## The request:
Output the listing exactly as it stands, from the start of the records through the line that contains "username: Mehedi — [1324, 27, 1374, 44]", both ends included.
--*--
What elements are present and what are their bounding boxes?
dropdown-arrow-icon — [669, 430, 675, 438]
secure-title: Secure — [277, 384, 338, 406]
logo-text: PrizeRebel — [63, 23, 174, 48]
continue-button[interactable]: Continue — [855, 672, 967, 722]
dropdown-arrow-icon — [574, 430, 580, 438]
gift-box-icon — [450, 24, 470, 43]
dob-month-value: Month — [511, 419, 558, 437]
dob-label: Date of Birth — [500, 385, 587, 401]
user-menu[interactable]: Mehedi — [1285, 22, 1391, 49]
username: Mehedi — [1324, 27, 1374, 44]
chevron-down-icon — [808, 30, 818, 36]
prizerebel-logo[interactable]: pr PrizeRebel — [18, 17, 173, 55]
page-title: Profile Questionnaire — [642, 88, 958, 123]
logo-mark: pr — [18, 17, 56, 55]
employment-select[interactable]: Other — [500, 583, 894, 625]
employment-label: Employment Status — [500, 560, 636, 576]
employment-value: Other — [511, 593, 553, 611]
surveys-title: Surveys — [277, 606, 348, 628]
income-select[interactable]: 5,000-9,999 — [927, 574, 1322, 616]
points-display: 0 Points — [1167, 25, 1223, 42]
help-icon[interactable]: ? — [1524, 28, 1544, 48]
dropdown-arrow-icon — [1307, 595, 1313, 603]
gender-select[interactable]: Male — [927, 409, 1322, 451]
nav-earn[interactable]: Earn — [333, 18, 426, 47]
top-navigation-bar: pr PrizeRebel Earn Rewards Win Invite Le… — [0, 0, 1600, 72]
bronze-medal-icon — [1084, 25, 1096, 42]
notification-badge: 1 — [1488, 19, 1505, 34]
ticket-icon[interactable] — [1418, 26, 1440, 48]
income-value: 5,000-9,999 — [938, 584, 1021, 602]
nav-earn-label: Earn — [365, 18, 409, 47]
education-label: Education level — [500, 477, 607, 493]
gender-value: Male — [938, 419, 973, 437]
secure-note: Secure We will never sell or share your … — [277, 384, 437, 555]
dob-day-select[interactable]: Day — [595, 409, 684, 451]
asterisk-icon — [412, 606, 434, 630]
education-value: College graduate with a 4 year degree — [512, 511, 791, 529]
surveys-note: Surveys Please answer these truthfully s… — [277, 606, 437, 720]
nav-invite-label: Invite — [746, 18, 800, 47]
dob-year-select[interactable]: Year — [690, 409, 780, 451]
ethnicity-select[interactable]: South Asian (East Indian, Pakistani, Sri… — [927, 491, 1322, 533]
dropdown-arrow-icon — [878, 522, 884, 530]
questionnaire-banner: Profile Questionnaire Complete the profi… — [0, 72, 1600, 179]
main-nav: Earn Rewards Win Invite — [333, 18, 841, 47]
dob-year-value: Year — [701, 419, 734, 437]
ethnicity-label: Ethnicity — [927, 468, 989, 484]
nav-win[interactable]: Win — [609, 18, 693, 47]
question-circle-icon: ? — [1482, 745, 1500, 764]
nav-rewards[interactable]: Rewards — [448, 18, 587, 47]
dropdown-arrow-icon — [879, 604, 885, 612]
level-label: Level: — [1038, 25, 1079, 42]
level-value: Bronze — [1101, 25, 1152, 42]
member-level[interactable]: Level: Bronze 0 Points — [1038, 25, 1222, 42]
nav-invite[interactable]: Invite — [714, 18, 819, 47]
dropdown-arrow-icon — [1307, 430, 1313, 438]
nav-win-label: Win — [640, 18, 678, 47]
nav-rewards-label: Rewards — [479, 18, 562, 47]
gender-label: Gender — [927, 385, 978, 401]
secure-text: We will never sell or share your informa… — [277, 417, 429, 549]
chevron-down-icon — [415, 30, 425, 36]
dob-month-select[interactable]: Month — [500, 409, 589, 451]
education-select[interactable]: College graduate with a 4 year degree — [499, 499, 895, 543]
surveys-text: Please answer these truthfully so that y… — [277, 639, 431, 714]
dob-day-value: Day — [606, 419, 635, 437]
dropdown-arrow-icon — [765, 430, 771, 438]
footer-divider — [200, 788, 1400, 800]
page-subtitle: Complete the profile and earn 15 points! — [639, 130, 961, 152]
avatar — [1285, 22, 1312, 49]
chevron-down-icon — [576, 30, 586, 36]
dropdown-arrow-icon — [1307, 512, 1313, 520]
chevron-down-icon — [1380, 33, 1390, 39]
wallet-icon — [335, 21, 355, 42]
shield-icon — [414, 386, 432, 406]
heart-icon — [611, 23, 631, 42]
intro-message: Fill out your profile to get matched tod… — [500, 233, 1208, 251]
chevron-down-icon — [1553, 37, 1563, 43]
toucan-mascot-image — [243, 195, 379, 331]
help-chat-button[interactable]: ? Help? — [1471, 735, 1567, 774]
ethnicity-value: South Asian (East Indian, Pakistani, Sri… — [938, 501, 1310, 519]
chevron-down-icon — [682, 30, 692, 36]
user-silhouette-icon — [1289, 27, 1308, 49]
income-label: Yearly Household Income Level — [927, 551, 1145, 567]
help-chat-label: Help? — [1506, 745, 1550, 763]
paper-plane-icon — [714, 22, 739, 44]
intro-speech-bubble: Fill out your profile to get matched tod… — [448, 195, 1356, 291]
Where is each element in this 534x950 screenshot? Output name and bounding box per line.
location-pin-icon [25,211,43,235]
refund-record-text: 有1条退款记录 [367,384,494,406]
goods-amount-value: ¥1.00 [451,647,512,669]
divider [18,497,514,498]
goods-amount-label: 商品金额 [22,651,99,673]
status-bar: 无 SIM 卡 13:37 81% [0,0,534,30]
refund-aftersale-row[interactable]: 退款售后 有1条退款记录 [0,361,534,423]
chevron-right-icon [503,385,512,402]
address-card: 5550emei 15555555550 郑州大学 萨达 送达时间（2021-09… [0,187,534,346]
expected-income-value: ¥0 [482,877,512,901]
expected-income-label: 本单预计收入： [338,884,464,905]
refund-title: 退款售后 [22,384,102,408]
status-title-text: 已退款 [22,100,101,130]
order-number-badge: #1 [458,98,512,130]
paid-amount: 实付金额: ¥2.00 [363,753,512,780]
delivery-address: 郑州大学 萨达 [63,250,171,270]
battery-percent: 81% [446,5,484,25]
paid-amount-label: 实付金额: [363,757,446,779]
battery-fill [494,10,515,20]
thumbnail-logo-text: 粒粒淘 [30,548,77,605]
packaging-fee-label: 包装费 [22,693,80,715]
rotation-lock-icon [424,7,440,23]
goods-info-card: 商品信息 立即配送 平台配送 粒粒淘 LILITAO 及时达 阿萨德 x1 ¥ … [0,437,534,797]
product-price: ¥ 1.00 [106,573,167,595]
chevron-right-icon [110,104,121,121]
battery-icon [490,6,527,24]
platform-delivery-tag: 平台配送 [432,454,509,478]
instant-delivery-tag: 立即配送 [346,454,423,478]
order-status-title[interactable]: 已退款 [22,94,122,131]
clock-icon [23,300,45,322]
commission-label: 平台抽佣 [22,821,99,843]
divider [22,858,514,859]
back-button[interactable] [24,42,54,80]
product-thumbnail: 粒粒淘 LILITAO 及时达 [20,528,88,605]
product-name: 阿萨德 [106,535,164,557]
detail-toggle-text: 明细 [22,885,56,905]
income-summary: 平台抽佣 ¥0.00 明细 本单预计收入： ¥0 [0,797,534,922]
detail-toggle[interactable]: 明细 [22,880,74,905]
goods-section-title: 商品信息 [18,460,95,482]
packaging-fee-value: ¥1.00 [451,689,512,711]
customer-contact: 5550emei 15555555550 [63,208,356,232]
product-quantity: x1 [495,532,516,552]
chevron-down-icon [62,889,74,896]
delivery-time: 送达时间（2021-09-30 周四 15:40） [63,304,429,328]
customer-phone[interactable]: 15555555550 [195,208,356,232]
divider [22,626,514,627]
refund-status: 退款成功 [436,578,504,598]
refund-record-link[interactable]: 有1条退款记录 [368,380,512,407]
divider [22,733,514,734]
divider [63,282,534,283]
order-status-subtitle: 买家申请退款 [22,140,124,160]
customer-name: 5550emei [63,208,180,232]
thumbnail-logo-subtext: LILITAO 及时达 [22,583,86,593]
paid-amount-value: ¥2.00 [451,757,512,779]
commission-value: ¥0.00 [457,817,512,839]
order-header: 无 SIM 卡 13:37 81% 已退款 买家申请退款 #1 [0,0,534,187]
--*--
## Worked solution:
What elements are present and what are their bounding boxes?
dropdown-arrow-icon — [669, 430, 675, 438]
secure-title: Secure — [277, 384, 338, 406]
logo-text: PrizeRebel — [63, 23, 174, 48]
continue-button[interactable]: Continue — [855, 672, 967, 722]
dropdown-arrow-icon — [574, 430, 580, 438]
gift-box-icon — [450, 24, 470, 43]
dob-month-value: Month — [511, 419, 558, 437]
dob-label: Date of Birth — [500, 385, 587, 401]
user-menu[interactable]: Mehedi — [1285, 22, 1391, 49]
username: Mehedi — [1324, 27, 1374, 44]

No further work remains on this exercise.